- [DESCRIPTION OF THE TASK]: Quote the entries word for word. Omit the pictures.

- [INFORMATION GIVEN]:
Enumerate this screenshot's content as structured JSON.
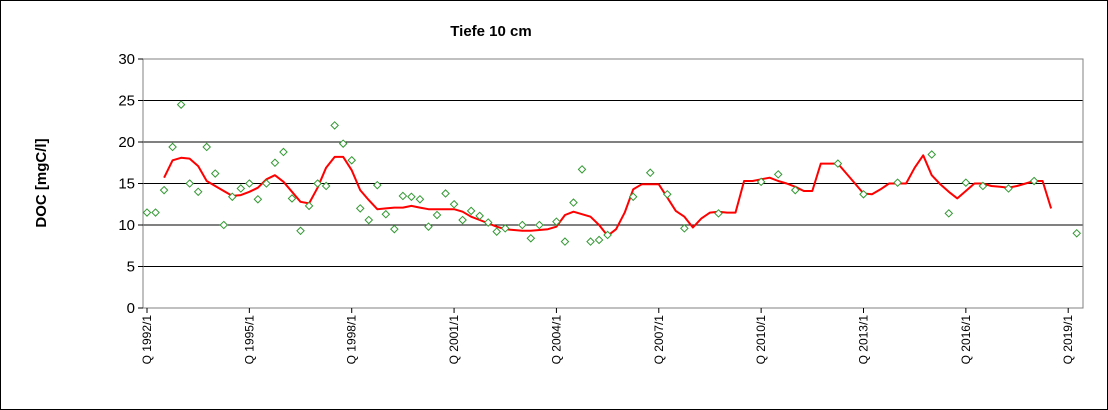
{
  "chart_data": {
    "type": "line",
    "title": "Tiefe  10 cm",
    "ylabel": "DOC [mgC/l]",
    "xlabel": "",
    "ylim": [
      0,
      30
    ],
    "yticks": [
      0,
      5,
      10,
      15,
      20,
      25,
      30
    ],
    "xticks": [
      "Q 1992/1",
      "Q 1995/1",
      "Q 1998/1",
      "Q 2001/1",
      "Q 2004/1",
      "Q 2007/1",
      "Q 2010/1",
      "Q 2013/1",
      "Q 2016/1",
      "Q 2019/1"
    ],
    "x_unit": "quarter index (0 = Q 1992/1)",
    "grid": true,
    "legend": "none",
    "colors": {
      "line": "#ff0000",
      "points": "#339933",
      "grid": "#000000",
      "frame": "#808080"
    },
    "series": [
      {
        "kind": "scatter",
        "marker": "diamond",
        "points": [
          [
            0,
            11.5
          ],
          [
            1,
            11.5
          ],
          [
            2,
            14.2
          ],
          [
            3,
            19.4
          ],
          [
            4,
            24.5
          ],
          [
            5,
            15.0
          ],
          [
            6,
            14.0
          ],
          [
            7,
            19.4
          ],
          [
            8,
            16.2
          ],
          [
            9,
            10.0
          ],
          [
            10,
            13.4
          ],
          [
            11,
            14.4
          ],
          [
            12,
            15.0
          ],
          [
            13,
            13.1
          ],
          [
            14,
            15.0
          ],
          [
            15,
            17.5
          ],
          [
            16,
            18.8
          ],
          [
            17,
            13.2
          ],
          [
            18,
            9.3
          ],
          [
            19,
            12.3
          ],
          [
            20,
            15.0
          ],
          [
            21,
            14.7
          ],
          [
            22,
            22.0
          ],
          [
            23,
            19.8
          ],
          [
            24,
            17.8
          ],
          [
            25,
            12.0
          ],
          [
            26,
            10.6
          ],
          [
            27,
            14.8
          ],
          [
            28,
            11.3
          ],
          [
            29,
            9.5
          ],
          [
            30,
            13.5
          ],
          [
            31,
            13.4
          ],
          [
            32,
            13.1
          ],
          [
            33,
            9.8
          ],
          [
            34,
            11.2
          ],
          [
            35,
            13.8
          ],
          [
            36,
            12.5
          ],
          [
            37,
            10.6
          ],
          [
            38,
            11.7
          ],
          [
            39,
            11.1
          ],
          [
            40,
            10.3
          ],
          [
            41,
            9.2
          ],
          [
            42,
            9.6
          ],
          [
            44,
            10.0
          ],
          [
            45,
            8.4
          ],
          [
            46,
            10.0
          ],
          [
            48,
            10.4
          ],
          [
            49,
            8.0
          ],
          [
            50,
            12.7
          ],
          [
            51,
            16.7
          ],
          [
            52,
            8.0
          ],
          [
            53,
            8.2
          ],
          [
            54,
            8.8
          ],
          [
            57,
            13.4
          ],
          [
            59,
            16.3
          ],
          [
            61,
            13.7
          ],
          [
            63,
            9.6
          ],
          [
            67,
            11.4
          ],
          [
            72,
            15.2
          ],
          [
            74,
            16.1
          ],
          [
            76,
            14.2
          ],
          [
            81,
            17.4
          ],
          [
            84,
            13.7
          ],
          [
            88,
            15.1
          ],
          [
            92,
            18.5
          ],
          [
            94,
            11.4
          ],
          [
            96,
            15.1
          ],
          [
            98,
            14.7
          ],
          [
            101,
            14.4
          ],
          [
            104,
            15.3
          ],
          [
            109,
            9.0
          ]
        ]
      },
      {
        "kind": "line",
        "points": [
          [
            2,
            15.7
          ],
          [
            3,
            17.8
          ],
          [
            4,
            18.1
          ],
          [
            5,
            18.0
          ],
          [
            6,
            17.1
          ],
          [
            7,
            15.3
          ],
          [
            8,
            14.7
          ],
          [
            9,
            14.1
          ],
          [
            10,
            13.5
          ],
          [
            11,
            13.6
          ],
          [
            12,
            14.0
          ],
          [
            13,
            14.5
          ],
          [
            14,
            15.5
          ],
          [
            15,
            16.0
          ],
          [
            16,
            15.2
          ],
          [
            17,
            14.0
          ],
          [
            18,
            12.8
          ],
          [
            19,
            12.6
          ],
          [
            20,
            14.5
          ],
          [
            21,
            16.9
          ],
          [
            22,
            18.2
          ],
          [
            23,
            18.2
          ],
          [
            24,
            16.6
          ],
          [
            25,
            14.2
          ],
          [
            26,
            13.0
          ],
          [
            27,
            11.9
          ],
          [
            28,
            12.0
          ],
          [
            29,
            12.1
          ],
          [
            30,
            12.1
          ],
          [
            31,
            12.3
          ],
          [
            32,
            12.1
          ],
          [
            33,
            11.9
          ],
          [
            34,
            11.9
          ],
          [
            35,
            11.9
          ],
          [
            36,
            11.9
          ],
          [
            37,
            11.6
          ],
          [
            38,
            11.0
          ],
          [
            39,
            10.6
          ],
          [
            40,
            10.2
          ],
          [
            41,
            9.8
          ],
          [
            42,
            9.5
          ],
          [
            43,
            9.4
          ],
          [
            44,
            9.3
          ],
          [
            45,
            9.3
          ],
          [
            46,
            9.4
          ],
          [
            47,
            9.5
          ],
          [
            48,
            9.8
          ],
          [
            49,
            11.2
          ],
          [
            50,
            11.6
          ],
          [
            51,
            11.3
          ],
          [
            52,
            11.0
          ],
          [
            53,
            10.0
          ],
          [
            54,
            8.7
          ],
          [
            55,
            9.5
          ],
          [
            56,
            11.5
          ],
          [
            57,
            14.3
          ],
          [
            58,
            14.9
          ],
          [
            59,
            14.9
          ],
          [
            60,
            14.9
          ],
          [
            61,
            13.3
          ],
          [
            62,
            11.7
          ],
          [
            63,
            11.0
          ],
          [
            64,
            9.7
          ],
          [
            65,
            10.8
          ],
          [
            66,
            11.5
          ],
          [
            67,
            11.6
          ],
          [
            68,
            11.5
          ],
          [
            69,
            11.5
          ],
          [
            70,
            15.3
          ],
          [
            71,
            15.3
          ],
          [
            72,
            15.5
          ],
          [
            73,
            15.7
          ],
          [
            74,
            15.3
          ],
          [
            75,
            15.0
          ],
          [
            76,
            14.6
          ],
          [
            77,
            14.1
          ],
          [
            78,
            14.1
          ],
          [
            79,
            17.4
          ],
          [
            80,
            17.4
          ],
          [
            81,
            17.4
          ],
          [
            82,
            16.2
          ],
          [
            83,
            15.0
          ],
          [
            84,
            13.8
          ],
          [
            85,
            13.7
          ],
          [
            86,
            14.3
          ],
          [
            87,
            15.0
          ],
          [
            88,
            15.0
          ],
          [
            89,
            15.0
          ],
          [
            90,
            16.9
          ],
          [
            91,
            18.4
          ],
          [
            92,
            16.0
          ],
          [
            93,
            14.9
          ],
          [
            94,
            14.0
          ],
          [
            95,
            13.2
          ],
          [
            96,
            14.1
          ],
          [
            97,
            15.0
          ],
          [
            98,
            15.0
          ],
          [
            99,
            14.7
          ],
          [
            100,
            14.6
          ],
          [
            101,
            14.5
          ],
          [
            102,
            14.7
          ],
          [
            103,
            15.0
          ],
          [
            104,
            15.3
          ],
          [
            105,
            15.3
          ],
          [
            106,
            12.0
          ]
        ]
      }
    ]
  }
}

- [SOLUTION TO THE EXERCISE]:
Enumerate this screenshot's content as structured JSON.
{
  "chart_data": {
    "type": "line",
    "title": "Tiefe  10 cm",
    "ylabel": "DOC [mgC/l]",
    "xlabel": "",
    "ylim": [
      0,
      30
    ],
    "yticks": [
      0,
      5,
      10,
      15,
      20,
      25,
      30
    ],
    "xticks": [
      "Q 1992/1",
      "Q 1995/1",
      "Q 1998/1",
      "Q 2001/1",
      "Q 2004/1",
      "Q 2007/1",
      "Q 2010/1",
      "Q 2013/1",
      "Q 2016/1",
      "Q 2019/1"
    ],
    "x_unit": "quarter index (0 = Q 1992/1)",
    "grid": true,
    "legend": "none",
    "colors": {
      "line": "#ff0000",
      "points": "#339933",
      "grid": "#000000",
      "frame": "#808080"
    },
    "series": [
      {
        "kind": "scatter",
        "marker": "diamond",
        "points": [
          [
            0,
            11.5
          ],
          [
            1,
            11.5
          ],
          [
            2,
            14.2
          ],
          [
            3,
            19.4
          ],
          [
            4,
            24.5
          ],
          [
            5,
            15.0
          ],
          [
            6,
            14.0
          ],
          [
            7,
            19.4
          ],
          [
            8,
            16.2
          ],
          [
            9,
            10.0
          ],
          [
            10,
            13.4
          ],
          [
            11,
            14.4
          ],
          [
            12,
            15.0
          ],
          [
            13,
            13.1
          ],
          [
            14,
            15.0
          ],
          [
            15,
            17.5
          ],
          [
            16,
            18.8
          ],
          [
            17,
            13.2
          ],
          [
            18,
            9.3
          ],
          [
            19,
            12.3
          ],
          [
            20,
            15.0
          ],
          [
            21,
            14.7
          ],
          [
            22,
            22.0
          ],
          [
            23,
            19.8
          ],
          [
            24,
            17.8
          ],
          [
            25,
            12.0
          ],
          [
            26,
            10.6
          ],
          [
            27,
            14.8
          ],
          [
            28,
            11.3
          ],
          [
            29,
            9.5
          ],
          [
            30,
            13.5
          ],
          [
            31,
            13.4
          ],
          [
            32,
            13.1
          ],
          [
            33,
            9.8
          ],
          [
            34,
            11.2
          ],
          [
            35,
            13.8
          ],
          [
            36,
            12.5
          ],
          [
            37,
            10.6
          ],
          [
            38,
            11.7
          ],
          [
            39,
            11.1
          ],
          [
            40,
            10.3
          ],
          [
            41,
            9.2
          ],
          [
            42,
            9.6
          ],
          [
            44,
            10.0
          ],
          [
            45,
            8.4
          ],
          [
            46,
            10.0
          ],
          [
            48,
            10.4
          ],
          [
            49,
            8.0
          ],
          [
            50,
            12.7
          ],
          [
            51,
            16.7
          ],
          [
            52,
            8.0
          ],
          [
            53,
            8.2
          ],
          [
            54,
            8.8
          ],
          [
            57,
            13.4
          ],
          [
            59,
            16.3
          ],
          [
            61,
            13.7
          ],
          [
            63,
            9.6
          ],
          [
            67,
            11.4
          ],
          [
            72,
            15.2
          ],
          [
            74,
            16.1
          ],
          [
            76,
            14.2
          ],
          [
            81,
            17.4
          ],
          [
            84,
            13.7
          ],
          [
            88,
            15.1
          ],
          [
            92,
            18.5
          ],
          [
            94,
            11.4
          ],
          [
            96,
            15.1
          ],
          [
            98,
            14.7
          ],
          [
            101,
            14.4
          ],
          [
            104,
            15.3
          ],
          [
            109,
            9.0
          ]
        ]
      },
      {
        "kind": "line",
        "points": [
          [
            2,
            15.7
          ],
          [
            3,
            17.8
          ],
          [
            4,
            18.1
          ],
          [
            5,
            18.0
          ],
          [
            6,
            17.1
          ],
          [
            7,
            15.3
          ],
          [
            8,
            14.7
          ],
          [
            9,
            14.1
          ],
          [
            10,
            13.5
          ],
          [
            11,
            13.6
          ],
          [
            12,
            14.0
          ],
          [
            13,
            14.5
          ],
          [
            14,
            15.5
          ],
          [
            15,
            16.0
          ],
          [
            16,
            15.2
          ],
          [
            17,
            14.0
          ],
          [
            18,
            12.8
          ],
          [
            19,
            12.6
          ],
          [
            20,
            14.5
          ],
          [
            21,
            16.9
          ],
          [
            22,
            18.2
          ],
          [
            23,
            18.2
          ],
          [
            24,
            16.6
          ],
          [
            25,
            14.2
          ],
          [
            26,
            13.0
          ],
          [
            27,
            11.9
          ],
          [
            28,
            12.0
          ],
          [
            29,
            12.1
          ],
          [
            30,
            12.1
          ],
          [
            31,
            12.3
          ],
          [
            32,
            12.1
          ],
          [
            33,
            11.9
          ],
          [
            34,
            11.9
          ],
          [
            35,
            11.9
          ],
          [
            36,
            11.9
          ],
          [
            37,
            11.6
          ],
          [
            38,
            11.0
          ],
          [
            39,
            10.6
          ],
          [
            40,
            10.2
          ],
          [
            41,
            9.8
          ],
          [
            42,
            9.5
          ],
          [
            43,
            9.4
          ],
          [
            44,
            9.3
          ],
          [
            45,
            9.3
          ],
          [
            46,
            9.4
          ],
          [
            47,
            9.5
          ],
          [
            48,
            9.8
          ],
          [
            49,
            11.2
          ],
          [
            50,
            11.6
          ],
          [
            51,
            11.3
          ],
          [
            52,
            11.0
          ],
          [
            53,
            10.0
          ],
          [
            54,
            8.7
          ],
          [
            55,
            9.5
          ],
          [
            56,
            11.5
          ],
          [
            57,
            14.3
          ],
          [
            58,
            14.9
          ],
          [
            59,
            14.9
          ],
          [
            60,
            14.9
          ],
          [
            61,
            13.3
          ],
          [
            62,
            11.7
          ],
          [
            63,
            11.0
          ],
          [
            64,
            9.7
          ],
          [
            65,
            10.8
          ],
          [
            66,
            11.5
          ],
          [
            67,
            11.6
          ],
          [
            68,
            11.5
          ],
          [
            69,
            11.5
          ],
          [
            70,
            15.3
          ],
          [
            71,
            15.3
          ],
          [
            72,
            15.5
          ],
          [
            73,
            15.7
          ],
          [
            74,
            15.3
          ],
          [
            75,
            15.0
          ],
          [
            76,
            14.6
          ],
          [
            77,
            14.1
          ],
          [
            78,
            14.1
          ],
          [
            79,
            17.4
          ],
          [
            80,
            17.4
          ],
          [
            81,
            17.4
          ],
          [
            82,
            16.2
          ],
          [
            83,
            15.0
          ],
          [
            84,
            13.8
          ],
          [
            85,
            13.7
          ],
          [
            86,
            14.3
          ],
          [
            87,
            15.0
          ],
          [
            88,
            15.0
          ],
          [
            89,
            15.0
          ],
          [
            90,
            16.9
          ],
          [
            91,
            18.4
          ],
          [
            92,
            16.0
          ],
          [
            93,
            14.9
          ],
          [
            94,
            14.0
          ],
          [
            95,
            13.2
          ],
          [
            96,
            14.1
          ],
          [
            97,
            15.0
          ],
          [
            98,
            15.0
          ],
          [
            99,
            14.7
          ],
          [
            100,
            14.6
          ],
          [
            101,
            14.5
          ],
          [
            102,
            14.7
          ],
          [
            103,
            15.0
          ],
          [
            104,
            15.3
          ],
          [
            105,
            15.3
          ],
          [
            106,
            12.0
          ]
        ]
      }
    ]
  }
}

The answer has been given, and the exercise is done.